▶ _Goal_:
State how many lines of the entries hold the string "JSON", and nothing more.

▶ _Part of a data file_:

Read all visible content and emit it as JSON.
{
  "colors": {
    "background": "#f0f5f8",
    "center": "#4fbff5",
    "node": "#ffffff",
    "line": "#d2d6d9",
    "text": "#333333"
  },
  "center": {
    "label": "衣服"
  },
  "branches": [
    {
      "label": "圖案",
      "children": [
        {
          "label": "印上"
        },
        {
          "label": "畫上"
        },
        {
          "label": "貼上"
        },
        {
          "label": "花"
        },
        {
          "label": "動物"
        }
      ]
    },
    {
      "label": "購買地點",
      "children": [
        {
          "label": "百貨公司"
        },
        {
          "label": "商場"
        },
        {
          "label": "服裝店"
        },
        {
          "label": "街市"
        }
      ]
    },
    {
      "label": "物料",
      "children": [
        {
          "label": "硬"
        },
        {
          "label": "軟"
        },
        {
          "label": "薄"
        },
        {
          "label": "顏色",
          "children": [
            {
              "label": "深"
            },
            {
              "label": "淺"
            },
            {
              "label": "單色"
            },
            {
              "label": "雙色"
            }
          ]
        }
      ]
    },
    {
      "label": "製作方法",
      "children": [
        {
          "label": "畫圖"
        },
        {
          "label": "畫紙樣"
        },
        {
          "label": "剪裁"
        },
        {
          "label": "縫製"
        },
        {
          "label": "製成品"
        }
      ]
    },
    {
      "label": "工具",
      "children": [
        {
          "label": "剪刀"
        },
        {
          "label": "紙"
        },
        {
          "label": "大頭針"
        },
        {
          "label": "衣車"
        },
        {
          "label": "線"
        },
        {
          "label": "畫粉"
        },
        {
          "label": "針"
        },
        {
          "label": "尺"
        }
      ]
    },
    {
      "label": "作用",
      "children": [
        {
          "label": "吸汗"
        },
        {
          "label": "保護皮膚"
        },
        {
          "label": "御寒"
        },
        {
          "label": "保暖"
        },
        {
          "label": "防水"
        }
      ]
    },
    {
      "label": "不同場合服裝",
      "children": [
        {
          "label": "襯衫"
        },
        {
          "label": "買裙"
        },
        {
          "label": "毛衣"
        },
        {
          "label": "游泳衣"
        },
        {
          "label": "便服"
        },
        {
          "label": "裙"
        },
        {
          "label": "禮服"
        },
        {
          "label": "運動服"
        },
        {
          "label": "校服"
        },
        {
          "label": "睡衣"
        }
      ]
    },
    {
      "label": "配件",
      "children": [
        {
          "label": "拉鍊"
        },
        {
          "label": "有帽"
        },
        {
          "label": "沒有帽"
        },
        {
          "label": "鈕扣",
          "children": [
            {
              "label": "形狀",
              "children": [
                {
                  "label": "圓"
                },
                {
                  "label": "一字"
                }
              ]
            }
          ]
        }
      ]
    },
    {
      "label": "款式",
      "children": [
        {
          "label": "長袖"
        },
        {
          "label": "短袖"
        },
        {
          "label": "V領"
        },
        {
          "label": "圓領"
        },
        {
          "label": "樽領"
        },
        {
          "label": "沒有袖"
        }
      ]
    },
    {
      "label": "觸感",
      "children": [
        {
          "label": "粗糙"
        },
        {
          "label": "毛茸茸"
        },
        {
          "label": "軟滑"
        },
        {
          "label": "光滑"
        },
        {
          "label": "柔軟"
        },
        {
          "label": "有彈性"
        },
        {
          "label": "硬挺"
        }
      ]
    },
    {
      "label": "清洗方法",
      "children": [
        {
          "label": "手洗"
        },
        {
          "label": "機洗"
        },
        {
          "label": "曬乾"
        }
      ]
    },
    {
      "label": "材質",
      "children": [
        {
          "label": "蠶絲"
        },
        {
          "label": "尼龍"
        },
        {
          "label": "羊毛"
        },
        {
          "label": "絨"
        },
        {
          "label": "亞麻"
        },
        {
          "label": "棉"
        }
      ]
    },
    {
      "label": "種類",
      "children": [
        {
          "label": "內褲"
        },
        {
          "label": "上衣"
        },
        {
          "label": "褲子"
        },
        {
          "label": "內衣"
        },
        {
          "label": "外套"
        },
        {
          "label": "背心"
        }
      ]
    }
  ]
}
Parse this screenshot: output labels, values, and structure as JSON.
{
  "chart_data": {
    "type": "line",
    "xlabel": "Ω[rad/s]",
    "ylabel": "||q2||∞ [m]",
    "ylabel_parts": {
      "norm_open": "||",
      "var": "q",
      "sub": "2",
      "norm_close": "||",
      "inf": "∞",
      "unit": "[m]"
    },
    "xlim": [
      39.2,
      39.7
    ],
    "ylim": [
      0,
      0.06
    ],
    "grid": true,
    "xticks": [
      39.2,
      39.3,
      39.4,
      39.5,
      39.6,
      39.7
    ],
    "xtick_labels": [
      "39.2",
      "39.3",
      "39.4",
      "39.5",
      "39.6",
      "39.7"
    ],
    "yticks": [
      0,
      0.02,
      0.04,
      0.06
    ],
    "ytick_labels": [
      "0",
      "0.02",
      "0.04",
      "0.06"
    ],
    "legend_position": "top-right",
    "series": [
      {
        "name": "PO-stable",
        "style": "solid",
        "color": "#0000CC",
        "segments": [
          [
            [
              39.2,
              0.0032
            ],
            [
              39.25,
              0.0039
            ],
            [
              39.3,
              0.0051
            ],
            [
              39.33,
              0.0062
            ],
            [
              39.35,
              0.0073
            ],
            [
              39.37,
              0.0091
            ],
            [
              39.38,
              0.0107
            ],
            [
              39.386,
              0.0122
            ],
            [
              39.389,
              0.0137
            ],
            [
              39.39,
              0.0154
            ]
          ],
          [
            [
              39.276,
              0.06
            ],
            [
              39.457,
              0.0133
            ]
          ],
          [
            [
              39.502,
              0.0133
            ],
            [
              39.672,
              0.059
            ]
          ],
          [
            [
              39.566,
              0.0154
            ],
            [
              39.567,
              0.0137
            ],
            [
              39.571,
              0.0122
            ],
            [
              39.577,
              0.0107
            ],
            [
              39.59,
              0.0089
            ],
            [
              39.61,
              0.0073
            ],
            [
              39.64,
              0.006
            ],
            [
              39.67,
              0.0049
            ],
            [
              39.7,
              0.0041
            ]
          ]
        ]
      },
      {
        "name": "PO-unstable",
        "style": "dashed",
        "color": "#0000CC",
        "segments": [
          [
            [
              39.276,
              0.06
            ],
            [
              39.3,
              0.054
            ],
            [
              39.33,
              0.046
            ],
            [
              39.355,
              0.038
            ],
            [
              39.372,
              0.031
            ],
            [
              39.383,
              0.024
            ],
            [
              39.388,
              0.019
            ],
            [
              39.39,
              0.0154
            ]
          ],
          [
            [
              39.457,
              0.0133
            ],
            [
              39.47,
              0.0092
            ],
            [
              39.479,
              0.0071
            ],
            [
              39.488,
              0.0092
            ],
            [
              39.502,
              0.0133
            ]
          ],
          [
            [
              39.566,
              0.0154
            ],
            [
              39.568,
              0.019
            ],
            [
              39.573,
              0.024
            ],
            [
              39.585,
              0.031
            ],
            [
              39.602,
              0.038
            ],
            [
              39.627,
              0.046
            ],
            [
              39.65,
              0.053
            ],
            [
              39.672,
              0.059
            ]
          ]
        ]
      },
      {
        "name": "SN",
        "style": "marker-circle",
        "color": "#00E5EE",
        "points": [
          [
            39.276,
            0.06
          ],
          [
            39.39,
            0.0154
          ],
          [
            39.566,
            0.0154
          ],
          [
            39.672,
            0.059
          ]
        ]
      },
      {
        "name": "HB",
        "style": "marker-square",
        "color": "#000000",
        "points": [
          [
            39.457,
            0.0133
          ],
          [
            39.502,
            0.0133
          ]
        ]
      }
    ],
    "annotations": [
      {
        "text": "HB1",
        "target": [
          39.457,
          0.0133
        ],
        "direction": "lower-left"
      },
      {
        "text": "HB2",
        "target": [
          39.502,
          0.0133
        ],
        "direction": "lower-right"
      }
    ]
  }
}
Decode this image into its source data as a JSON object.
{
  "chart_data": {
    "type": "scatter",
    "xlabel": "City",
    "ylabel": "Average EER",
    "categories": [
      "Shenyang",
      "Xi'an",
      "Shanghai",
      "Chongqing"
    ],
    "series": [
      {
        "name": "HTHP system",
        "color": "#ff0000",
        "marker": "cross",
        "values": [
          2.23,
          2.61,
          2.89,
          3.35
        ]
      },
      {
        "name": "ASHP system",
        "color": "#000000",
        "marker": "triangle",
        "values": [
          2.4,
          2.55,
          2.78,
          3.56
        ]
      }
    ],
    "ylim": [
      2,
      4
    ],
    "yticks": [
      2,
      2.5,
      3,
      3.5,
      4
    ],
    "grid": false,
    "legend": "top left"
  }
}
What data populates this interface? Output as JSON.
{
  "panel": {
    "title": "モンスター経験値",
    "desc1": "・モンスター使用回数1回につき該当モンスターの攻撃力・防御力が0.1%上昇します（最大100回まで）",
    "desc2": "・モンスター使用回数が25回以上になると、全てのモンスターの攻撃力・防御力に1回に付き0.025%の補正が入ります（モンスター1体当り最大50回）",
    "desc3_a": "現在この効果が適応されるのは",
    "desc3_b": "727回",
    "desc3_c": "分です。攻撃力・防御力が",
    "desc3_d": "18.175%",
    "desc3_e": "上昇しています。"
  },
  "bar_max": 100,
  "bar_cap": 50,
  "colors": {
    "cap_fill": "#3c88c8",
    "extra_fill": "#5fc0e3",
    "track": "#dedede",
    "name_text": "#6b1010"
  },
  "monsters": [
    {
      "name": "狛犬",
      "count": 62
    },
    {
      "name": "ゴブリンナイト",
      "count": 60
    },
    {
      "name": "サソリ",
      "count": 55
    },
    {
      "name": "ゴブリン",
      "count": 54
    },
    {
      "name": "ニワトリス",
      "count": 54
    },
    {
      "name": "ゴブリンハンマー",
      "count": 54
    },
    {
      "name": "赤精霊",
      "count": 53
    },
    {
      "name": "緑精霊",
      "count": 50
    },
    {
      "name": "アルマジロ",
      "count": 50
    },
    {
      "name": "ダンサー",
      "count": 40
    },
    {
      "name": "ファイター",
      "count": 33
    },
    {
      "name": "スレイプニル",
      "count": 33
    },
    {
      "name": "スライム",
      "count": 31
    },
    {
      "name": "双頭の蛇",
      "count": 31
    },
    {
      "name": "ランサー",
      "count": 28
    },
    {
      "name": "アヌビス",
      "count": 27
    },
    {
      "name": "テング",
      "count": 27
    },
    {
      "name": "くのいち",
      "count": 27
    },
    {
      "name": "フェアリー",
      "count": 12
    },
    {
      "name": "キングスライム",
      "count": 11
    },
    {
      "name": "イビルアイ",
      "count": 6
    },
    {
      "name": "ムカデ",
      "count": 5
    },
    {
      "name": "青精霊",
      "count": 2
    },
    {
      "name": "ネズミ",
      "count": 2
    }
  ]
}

▶ _Answer for the task_:
4